#### [What the task requires]
Output the material as a numbered list, starting at its first line and ending at the line containing "traffic-management-rows: + Select", with both of those lines included. Omit blank lines.

#### [The records]
*****

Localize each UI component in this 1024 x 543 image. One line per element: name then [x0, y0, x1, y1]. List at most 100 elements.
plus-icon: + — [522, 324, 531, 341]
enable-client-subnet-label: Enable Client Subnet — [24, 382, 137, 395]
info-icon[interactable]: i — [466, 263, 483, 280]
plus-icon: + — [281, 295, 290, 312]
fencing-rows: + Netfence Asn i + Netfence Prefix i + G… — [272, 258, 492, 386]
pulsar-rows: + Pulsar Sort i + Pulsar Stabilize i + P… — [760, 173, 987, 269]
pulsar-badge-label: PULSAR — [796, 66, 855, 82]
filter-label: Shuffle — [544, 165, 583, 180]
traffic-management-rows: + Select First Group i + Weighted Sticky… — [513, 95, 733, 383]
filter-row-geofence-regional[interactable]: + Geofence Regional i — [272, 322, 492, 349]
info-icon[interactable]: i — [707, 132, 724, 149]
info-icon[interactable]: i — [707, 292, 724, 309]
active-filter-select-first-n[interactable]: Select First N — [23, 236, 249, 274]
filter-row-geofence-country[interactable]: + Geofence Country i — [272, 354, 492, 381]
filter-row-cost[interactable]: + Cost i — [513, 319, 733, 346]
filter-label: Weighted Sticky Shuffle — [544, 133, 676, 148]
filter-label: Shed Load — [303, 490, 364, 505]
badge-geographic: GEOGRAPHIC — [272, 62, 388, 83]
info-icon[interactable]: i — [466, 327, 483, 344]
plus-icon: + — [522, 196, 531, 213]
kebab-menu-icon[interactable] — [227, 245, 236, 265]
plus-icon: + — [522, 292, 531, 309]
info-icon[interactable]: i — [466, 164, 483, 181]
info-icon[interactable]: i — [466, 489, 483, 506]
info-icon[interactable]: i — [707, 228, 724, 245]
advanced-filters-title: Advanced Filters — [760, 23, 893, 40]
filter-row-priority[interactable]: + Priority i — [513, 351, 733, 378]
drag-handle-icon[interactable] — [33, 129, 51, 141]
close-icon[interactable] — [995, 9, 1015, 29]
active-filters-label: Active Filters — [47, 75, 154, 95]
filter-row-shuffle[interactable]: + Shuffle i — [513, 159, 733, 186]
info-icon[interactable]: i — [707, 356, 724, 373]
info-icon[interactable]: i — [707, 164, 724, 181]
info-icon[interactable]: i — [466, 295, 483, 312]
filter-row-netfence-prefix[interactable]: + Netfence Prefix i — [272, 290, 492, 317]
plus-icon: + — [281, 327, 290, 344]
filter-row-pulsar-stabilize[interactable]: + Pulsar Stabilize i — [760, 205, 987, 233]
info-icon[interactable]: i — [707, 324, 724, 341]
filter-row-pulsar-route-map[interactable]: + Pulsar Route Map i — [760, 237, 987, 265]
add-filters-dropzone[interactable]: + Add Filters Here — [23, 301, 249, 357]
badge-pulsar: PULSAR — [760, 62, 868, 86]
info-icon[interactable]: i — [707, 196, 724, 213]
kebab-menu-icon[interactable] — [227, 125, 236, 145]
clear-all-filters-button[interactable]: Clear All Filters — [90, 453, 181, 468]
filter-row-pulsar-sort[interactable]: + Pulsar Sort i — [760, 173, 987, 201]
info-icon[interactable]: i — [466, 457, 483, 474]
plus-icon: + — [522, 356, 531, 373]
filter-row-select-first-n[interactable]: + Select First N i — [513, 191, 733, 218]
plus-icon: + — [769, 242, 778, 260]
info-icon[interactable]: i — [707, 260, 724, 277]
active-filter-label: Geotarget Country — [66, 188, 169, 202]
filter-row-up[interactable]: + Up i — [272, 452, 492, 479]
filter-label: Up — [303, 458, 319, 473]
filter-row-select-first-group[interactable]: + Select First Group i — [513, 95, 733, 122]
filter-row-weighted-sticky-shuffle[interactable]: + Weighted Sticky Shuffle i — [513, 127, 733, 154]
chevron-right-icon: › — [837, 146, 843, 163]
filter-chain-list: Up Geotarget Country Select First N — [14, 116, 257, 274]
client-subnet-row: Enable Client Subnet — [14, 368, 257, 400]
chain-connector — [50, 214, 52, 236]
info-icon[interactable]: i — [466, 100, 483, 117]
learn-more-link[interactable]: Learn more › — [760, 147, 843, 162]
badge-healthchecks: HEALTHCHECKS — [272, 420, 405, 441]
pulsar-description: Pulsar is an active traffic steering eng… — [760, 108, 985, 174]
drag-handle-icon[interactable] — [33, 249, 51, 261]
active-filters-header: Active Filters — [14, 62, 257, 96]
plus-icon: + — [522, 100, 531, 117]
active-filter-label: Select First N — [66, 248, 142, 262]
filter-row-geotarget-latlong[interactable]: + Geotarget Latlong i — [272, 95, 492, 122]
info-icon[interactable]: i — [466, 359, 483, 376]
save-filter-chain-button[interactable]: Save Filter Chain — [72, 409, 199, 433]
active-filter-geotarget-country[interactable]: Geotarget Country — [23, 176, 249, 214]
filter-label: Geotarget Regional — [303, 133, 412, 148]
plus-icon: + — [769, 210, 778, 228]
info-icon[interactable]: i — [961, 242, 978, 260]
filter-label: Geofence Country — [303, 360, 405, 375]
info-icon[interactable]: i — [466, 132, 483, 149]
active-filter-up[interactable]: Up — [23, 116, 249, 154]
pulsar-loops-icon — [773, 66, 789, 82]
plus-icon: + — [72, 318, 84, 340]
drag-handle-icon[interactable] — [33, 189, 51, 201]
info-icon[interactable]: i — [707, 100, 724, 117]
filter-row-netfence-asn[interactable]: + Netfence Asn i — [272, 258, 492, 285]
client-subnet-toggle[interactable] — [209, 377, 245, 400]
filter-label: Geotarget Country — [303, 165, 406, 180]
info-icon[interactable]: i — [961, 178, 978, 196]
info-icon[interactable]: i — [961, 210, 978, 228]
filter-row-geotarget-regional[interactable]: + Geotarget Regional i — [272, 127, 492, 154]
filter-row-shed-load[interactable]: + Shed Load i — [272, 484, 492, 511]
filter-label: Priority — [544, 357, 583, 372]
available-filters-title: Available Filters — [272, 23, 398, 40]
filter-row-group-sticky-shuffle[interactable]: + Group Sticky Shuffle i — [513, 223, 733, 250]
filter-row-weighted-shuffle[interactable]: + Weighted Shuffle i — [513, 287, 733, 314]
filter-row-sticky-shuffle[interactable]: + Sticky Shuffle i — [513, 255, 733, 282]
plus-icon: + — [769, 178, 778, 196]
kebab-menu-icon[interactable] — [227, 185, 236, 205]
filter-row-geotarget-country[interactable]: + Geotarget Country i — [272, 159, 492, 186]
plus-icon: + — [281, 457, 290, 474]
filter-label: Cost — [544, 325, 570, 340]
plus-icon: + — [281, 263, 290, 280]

*****

#### [The response]
1. Localize each UI component in this 1024 x 543 image. One line per element: name then [x0, y0, x1, y1]. List at most 100 elements.
2. plus-icon: + — [522, 324, 531, 341]
3. enable-client-subnet-label: Enable Client Subnet — [24, 382, 137, 395]
4. info-icon[interactable]: i — [466, 263, 483, 280]
5. plus-icon: + — [281, 295, 290, 312]
6. fencing-rows: + Netfence Asn i + Netfence Prefix i + G… — [272, 258, 492, 386]
7. pulsar-rows: + Pulsar Sort i + Pulsar Stabilize i + P… — [760, 173, 987, 269]
8. pulsar-badge-label: PULSAR — [796, 66, 855, 82]
9. filter-label: Shuffle — [544, 165, 583, 180]
10. traffic-management-rows: + Select First Group i + Weighted Sticky… — [513, 95, 733, 383]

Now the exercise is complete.